EXERCISE MATERIALS:
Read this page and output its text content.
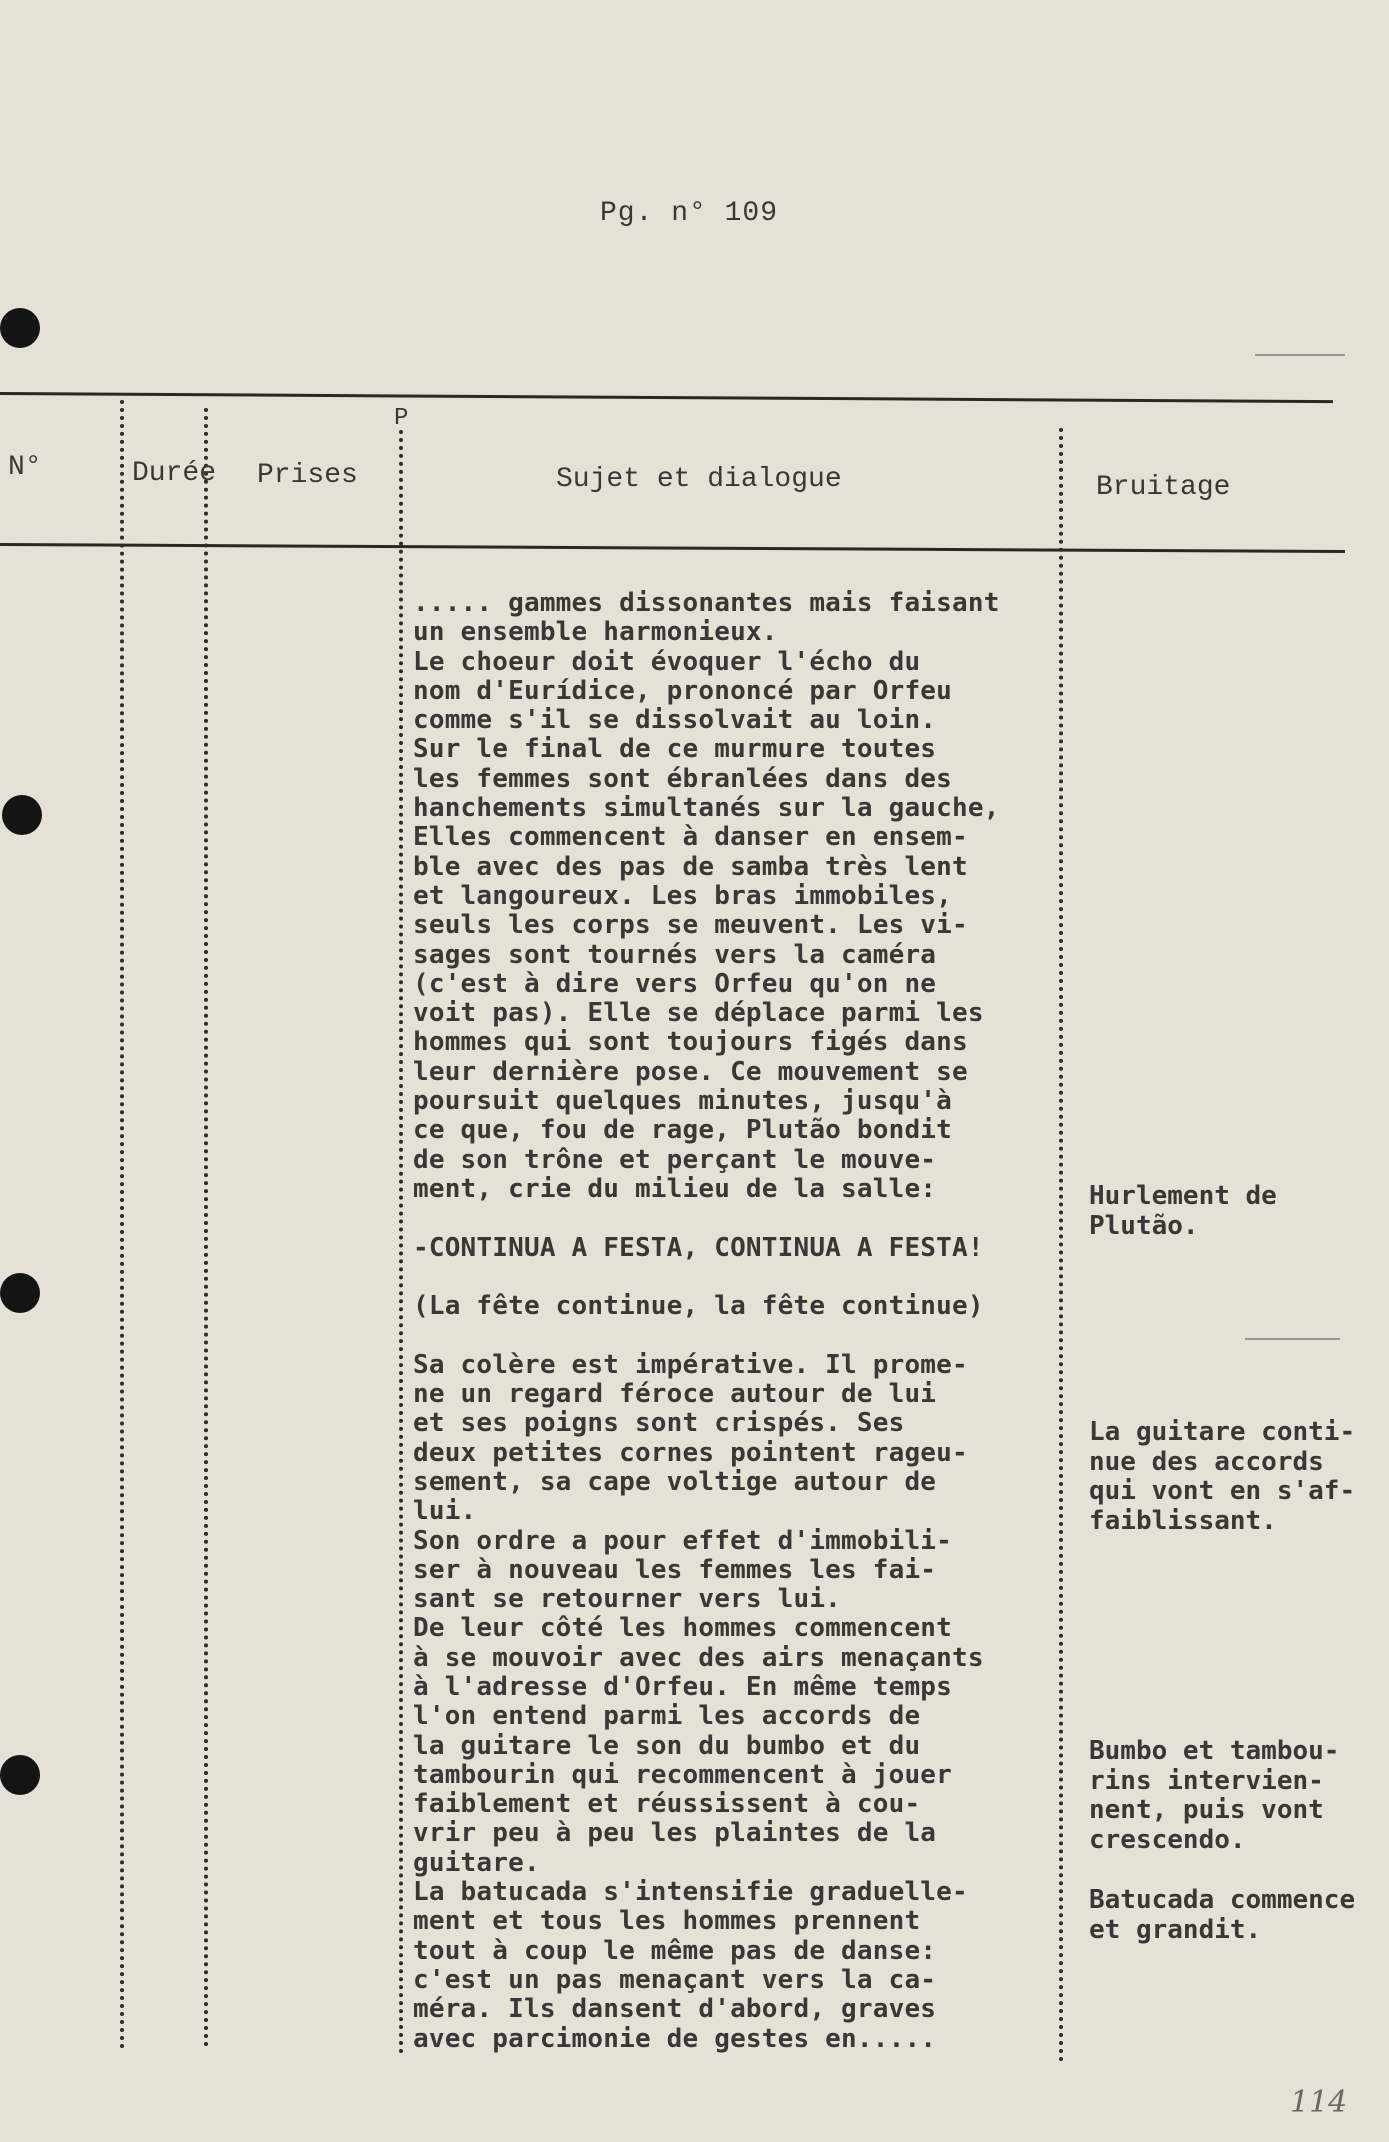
Pg. n° 109
N°	Durée Prises
P
Sujet et dialogue	Bruitage
..... gammes dissonantes mais faisant
un ensemble harmonieux.
Le choeur doit évoquer l'écho du
nom d'Eurídice, prononcé par Orfeu
comme s'il se dissolvait au loin.
Sur le final de ce murmure toutes
les femmes sont ébranlées dans des
hanchements simultanés sur la gauche,
Elles commencent à danser en ensem-
ble avec des pas de samba très lent
et langoureux. Les bras immobiles,
seuls les corps se meuvent. Les vi-
sages sont tournés vers la caméra
(c'est à dire vers Orfeu qu'on ne
voit pas). Elle se déplace parmi les
hommes qui sont toujours figés dans
leur dernière pose. Ce mouvement se
poursuit quelques minutes, jusqu'à
ce que, fou de rage, Plutão bondit
de son trône et perçant le mouve-
ment, crie du milieu de la salle:

-CONTINUA A FESTA, CONTINUA A FESTA!

(La fête continue, la fête continue)

Sa colère est impérative. Il prome-
ne un regard féroce autour de lui
et ses poigns sont crispés. Ses
deux petites cornes pointent rageu-
sement, sa cape voltige autour de
lui.
Son ordre a pour effet d'immobili-
ser à nouveau les femmes les fai-
sant se retourner vers lui.
De leur côté les hommes commencent
à se mouvoir avec des airs menaçants
à l'adresse d'Orfeu. En même temps
l'on entend parmi les accords de
la guitare le son du bumbo et du
tambourin qui recommencent à jouer
faiblement et réussissent à cou-
vrir peu à peu les plaintes de la
guitare.
La batucada s'intensifie graduelle-
ment et tous les hommes prennent
tout à coup le même pas de danse:
c'est un pas menaçant vers la ca-
méra. Ils dansent d'abord, graves
avec parcimonie de gestes en.....
Hurlement de
Plutão.
La guitare conti-
nue des accords
qui vont en s'af-
faiblissant.
Bumbo et tambou-
rins intervien-
nent, puis vont
crescendo.
Batucada commence
et grandit.
114
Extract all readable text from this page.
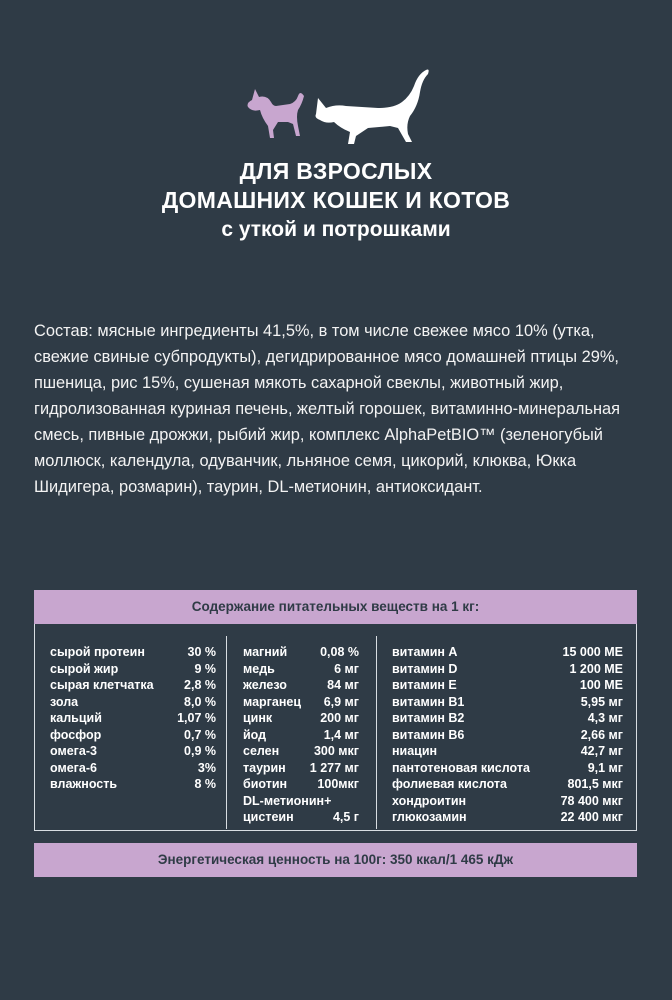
ДЛЯ ВЗРОСЛЫХ
ДОМАШНИХ КОШЕК И КОТОВ
с уткой и потрошками
Состав: мясные ингредиенты 41,5%, в том числе свежее мясо 10% (утка, свежие свиные субпродукты), дегидрированное мясо домашней птицы 29%, пшеница, рис 15%, сушеная мякоть сахарной свеклы, животный жир, гидролизованная куриная печень, желтый горошек, витаминно-минеральная смесь, пивные дрожжи, рыбий жир, комплекс AlphaPetBIO™ (зеленогубый моллюск, календула, одуванчик, льняное семя, цикорий, клюква, Юкка Шидигера, розмарин), таурин, DL-метионин, антиоксидант.
Содержание питательных веществ на 1 кг:
сырой протеин	30 %
сырой жир	9 %
сырая клетчатка 2,8 %
зола	8,0 %
кальций	1,07 %
фосфор	0,7 %
омега-3	0,9 %
омега-6	3%
влажность	8 %
магний	0,08 %
медь	6 мг
железо	84 мг
марганец 6,9 мг
цинк	200 мг
йод	1,4 мг
селен	300 мкг
таурин 1 277 мг
биотин 100мкг
DL-метионин+
цистеин	4,5 г
витамин А	15 000 МЕ
витамин D	1 200 МЕ
витамин Е	100 МЕ
витамин В1	5,95 мг
витамин В2	4,3 мг
витамин В6	2,66 мг
ниацин	42,7 мг
пантотеновая кислота	9,1 мг
фолиевая кислота	801,5 мкг
хондроитин	78 400 мкг
глюкозамин	22 400 мкг
Энергетическая ценность на 100г: 350 ккал/1 465 кДж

OBJECTIVE:
Find all lines holding the string "parmi" and copy them.

TASK OUTPUT:
voit pas). Elle se déplace parmi les
l'on entend parmi les accords de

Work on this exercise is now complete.